* Work to complete
Starting at the line containing "Give me the" and ending after the line containing "y-tick-label: 2: [95, 346, 104, 362]", swap every "minor-gridline" for "minor-grid-line". Return only those lines, with everything else unchanged.

== Record extracts

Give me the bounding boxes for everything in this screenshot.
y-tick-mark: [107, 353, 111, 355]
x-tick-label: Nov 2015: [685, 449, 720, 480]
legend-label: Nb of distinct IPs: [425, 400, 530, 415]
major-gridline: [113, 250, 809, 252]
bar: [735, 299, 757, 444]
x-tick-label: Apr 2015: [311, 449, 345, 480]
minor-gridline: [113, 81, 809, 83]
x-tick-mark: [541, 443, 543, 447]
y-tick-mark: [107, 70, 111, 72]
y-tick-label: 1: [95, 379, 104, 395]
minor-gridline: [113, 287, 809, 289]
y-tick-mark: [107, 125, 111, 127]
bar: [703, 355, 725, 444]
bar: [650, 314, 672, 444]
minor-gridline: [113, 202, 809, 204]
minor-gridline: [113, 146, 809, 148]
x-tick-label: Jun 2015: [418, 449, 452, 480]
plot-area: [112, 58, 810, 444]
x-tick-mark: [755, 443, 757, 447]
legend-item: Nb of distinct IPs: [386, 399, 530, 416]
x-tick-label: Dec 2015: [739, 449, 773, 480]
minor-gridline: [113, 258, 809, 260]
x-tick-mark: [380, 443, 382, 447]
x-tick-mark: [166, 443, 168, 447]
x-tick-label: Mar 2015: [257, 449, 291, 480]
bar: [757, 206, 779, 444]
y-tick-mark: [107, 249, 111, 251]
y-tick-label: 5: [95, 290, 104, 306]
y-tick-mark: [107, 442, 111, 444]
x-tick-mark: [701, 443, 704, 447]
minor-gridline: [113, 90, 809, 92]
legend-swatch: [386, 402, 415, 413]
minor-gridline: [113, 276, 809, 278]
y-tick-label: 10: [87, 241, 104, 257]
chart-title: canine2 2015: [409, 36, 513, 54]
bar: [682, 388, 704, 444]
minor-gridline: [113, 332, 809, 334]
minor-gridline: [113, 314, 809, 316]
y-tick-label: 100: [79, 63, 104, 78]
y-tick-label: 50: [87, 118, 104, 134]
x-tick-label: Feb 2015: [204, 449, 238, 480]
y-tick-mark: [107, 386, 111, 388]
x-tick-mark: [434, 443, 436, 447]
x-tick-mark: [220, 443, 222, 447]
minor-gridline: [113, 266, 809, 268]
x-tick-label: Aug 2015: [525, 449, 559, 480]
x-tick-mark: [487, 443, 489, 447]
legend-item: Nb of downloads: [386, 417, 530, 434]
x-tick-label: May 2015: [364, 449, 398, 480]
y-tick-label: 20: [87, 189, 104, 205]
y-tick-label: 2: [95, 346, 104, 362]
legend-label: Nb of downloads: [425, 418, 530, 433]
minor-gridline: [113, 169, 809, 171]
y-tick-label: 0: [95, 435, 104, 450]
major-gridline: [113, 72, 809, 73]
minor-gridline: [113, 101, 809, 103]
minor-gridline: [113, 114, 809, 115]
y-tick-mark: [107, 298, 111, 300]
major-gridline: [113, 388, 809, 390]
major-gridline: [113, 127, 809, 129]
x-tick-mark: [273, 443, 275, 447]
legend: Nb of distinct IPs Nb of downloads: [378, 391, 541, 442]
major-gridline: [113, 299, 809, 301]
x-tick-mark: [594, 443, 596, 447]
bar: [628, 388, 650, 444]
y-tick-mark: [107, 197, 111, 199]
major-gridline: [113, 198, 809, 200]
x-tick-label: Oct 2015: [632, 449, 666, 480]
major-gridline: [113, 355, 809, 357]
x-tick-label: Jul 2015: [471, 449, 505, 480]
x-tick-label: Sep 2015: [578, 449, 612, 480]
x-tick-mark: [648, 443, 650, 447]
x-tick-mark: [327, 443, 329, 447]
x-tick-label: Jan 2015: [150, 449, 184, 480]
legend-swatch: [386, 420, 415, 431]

====
== Record extracts

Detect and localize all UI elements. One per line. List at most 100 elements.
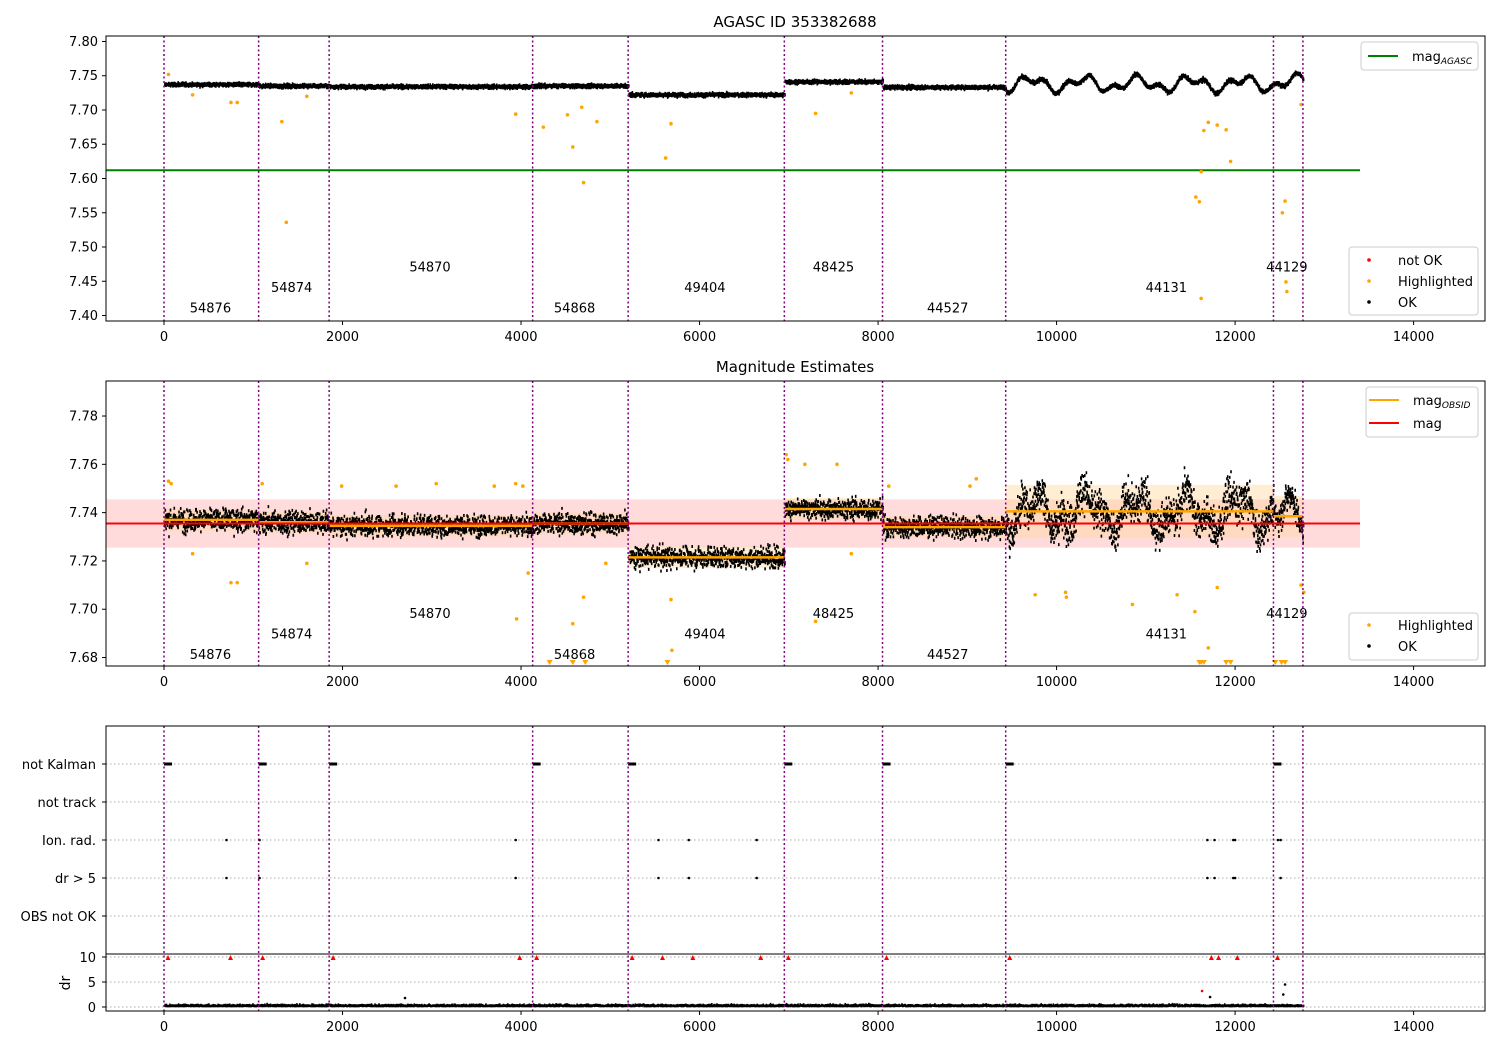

====

* Solution to this task
Give me the bounding boxes for everything in this screenshot.
y-tick-mark: [107, 353, 111, 355]
x-tick-label: Nov 2015: [685, 449, 720, 480]
legend-label: Nb of distinct IPs: [425, 400, 530, 415]
major-gridline: [113, 250, 809, 252]
bar: [735, 299, 757, 444]
x-tick-label: Apr 2015: [311, 449, 345, 480]
minor-grid-line: [113, 81, 809, 83]
x-tick-mark: [541, 443, 543, 447]
y-tick-mark: [107, 70, 111, 72]
y-tick-label: 1: [95, 379, 104, 395]
minor-grid-line: [113, 287, 809, 289]
y-tick-mark: [107, 125, 111, 127]
bar: [703, 355, 725, 444]
bar: [650, 314, 672, 444]
minor-grid-line: [113, 202, 809, 204]
minor-grid-line: [113, 146, 809, 148]
x-tick-label: Jun 2015: [418, 449, 452, 480]
plot-area: [112, 58, 810, 444]
x-tick-mark: [755, 443, 757, 447]
legend-item: Nb of distinct IPs: [386, 399, 530, 416]
x-tick-label: Dec 2015: [739, 449, 773, 480]
minor-grid-line: [113, 258, 809, 260]
x-tick-mark: [380, 443, 382, 447]
x-tick-mark: [166, 443, 168, 447]
x-tick-label: Mar 2015: [257, 449, 291, 480]
bar: [757, 206, 779, 444]
y-tick-mark: [107, 249, 111, 251]
y-tick-label: 5: [95, 290, 104, 306]
y-tick-mark: [107, 442, 111, 444]
x-tick-mark: [701, 443, 704, 447]
minor-grid-line: [113, 90, 809, 92]
legend-swatch: [386, 402, 415, 413]
minor-grid-line: [113, 276, 809, 278]
y-tick-label: 10: [87, 241, 104, 257]
chart-title: canine2 2015: [409, 36, 513, 54]
bar: [682, 388, 704, 444]
minor-grid-line: [113, 332, 809, 334]
minor-grid-line: [113, 314, 809, 316]
y-tick-label: 100: [79, 63, 104, 78]
y-tick-label: 50: [87, 118, 104, 134]
x-tick-label: Feb 2015: [204, 449, 238, 480]
y-tick-mark: [107, 386, 111, 388]
x-tick-mark: [434, 443, 436, 447]
x-tick-mark: [220, 443, 222, 447]
minor-grid-line: [113, 266, 809, 268]
x-tick-label: Aug 2015: [525, 449, 559, 480]
x-tick-mark: [487, 443, 489, 447]
legend-item: Nb of downloads: [386, 417, 530, 434]
x-tick-label: May 2015: [364, 449, 398, 480]
y-tick-label: 20: [87, 189, 104, 205]
y-tick-label: 2: [95, 346, 104, 362]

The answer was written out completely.